## [Task requirements]
Scan the records and identify every line in which the string "value" occurs, then return those lines.

Data extracted from a collection:
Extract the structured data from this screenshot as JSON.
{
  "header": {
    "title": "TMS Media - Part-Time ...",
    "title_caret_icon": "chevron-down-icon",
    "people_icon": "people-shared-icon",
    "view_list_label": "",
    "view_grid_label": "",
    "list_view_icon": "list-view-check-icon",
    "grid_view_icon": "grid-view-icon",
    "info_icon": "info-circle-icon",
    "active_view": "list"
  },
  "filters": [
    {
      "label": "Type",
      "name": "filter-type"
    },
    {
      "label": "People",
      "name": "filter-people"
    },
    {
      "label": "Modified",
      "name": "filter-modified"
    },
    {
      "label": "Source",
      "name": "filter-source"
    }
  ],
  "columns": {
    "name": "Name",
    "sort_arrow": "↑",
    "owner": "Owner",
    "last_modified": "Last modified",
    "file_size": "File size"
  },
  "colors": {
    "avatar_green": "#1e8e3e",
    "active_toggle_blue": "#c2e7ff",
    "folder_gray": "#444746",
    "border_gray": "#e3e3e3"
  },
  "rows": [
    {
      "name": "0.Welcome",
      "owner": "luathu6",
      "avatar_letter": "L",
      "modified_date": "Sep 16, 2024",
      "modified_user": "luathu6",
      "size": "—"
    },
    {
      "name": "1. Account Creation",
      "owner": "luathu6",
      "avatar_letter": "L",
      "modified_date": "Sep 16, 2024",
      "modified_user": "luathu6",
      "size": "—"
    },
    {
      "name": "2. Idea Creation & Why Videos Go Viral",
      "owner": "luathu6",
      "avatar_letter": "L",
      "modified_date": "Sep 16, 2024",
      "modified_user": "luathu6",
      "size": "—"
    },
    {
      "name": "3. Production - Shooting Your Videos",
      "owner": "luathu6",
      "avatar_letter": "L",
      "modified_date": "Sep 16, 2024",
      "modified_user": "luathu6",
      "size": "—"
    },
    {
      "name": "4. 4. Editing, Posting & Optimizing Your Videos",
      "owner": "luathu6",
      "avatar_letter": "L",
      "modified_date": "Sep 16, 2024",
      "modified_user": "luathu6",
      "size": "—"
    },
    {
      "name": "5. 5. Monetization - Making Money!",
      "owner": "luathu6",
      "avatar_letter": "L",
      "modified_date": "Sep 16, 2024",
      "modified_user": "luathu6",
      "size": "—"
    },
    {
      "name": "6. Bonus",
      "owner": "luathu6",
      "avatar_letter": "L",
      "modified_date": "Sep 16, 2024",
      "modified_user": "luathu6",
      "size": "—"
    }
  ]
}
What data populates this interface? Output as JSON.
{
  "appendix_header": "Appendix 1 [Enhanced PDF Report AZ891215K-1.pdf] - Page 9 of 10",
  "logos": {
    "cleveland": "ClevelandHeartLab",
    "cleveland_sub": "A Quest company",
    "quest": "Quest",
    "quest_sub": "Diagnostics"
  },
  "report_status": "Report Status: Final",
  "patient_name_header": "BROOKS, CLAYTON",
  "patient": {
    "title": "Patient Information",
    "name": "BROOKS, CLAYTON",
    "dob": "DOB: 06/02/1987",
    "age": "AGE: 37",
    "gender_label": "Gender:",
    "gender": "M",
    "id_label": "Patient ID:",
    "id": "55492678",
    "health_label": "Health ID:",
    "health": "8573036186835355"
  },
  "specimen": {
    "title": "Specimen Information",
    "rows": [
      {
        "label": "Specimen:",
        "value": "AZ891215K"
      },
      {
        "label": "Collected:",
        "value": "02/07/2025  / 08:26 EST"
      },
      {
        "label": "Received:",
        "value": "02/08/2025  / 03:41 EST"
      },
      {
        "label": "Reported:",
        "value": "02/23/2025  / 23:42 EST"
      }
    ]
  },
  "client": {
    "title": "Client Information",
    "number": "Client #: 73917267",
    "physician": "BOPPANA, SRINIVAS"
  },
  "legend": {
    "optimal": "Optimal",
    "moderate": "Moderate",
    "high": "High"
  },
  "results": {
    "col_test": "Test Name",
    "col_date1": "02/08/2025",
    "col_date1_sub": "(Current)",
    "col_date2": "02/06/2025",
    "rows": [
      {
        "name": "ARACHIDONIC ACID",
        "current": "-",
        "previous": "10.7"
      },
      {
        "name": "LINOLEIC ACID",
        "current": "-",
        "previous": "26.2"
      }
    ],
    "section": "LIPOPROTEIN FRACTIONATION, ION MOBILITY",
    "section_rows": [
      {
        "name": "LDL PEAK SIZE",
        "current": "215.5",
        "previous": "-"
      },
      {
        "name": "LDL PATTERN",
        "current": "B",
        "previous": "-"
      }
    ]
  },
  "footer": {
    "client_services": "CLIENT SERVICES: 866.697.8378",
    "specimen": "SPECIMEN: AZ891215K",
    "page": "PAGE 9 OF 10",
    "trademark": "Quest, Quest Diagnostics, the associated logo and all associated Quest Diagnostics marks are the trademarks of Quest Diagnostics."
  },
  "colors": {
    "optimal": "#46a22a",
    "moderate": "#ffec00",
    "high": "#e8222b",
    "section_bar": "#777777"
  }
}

## [Your response]
        "value": "AZ891215K"
        "value": "02/07/2025  / 08:26 EST"
        "value": "02/08/2025  / 03:41 EST"
        "value": "02/23/2025  / 23:42 EST"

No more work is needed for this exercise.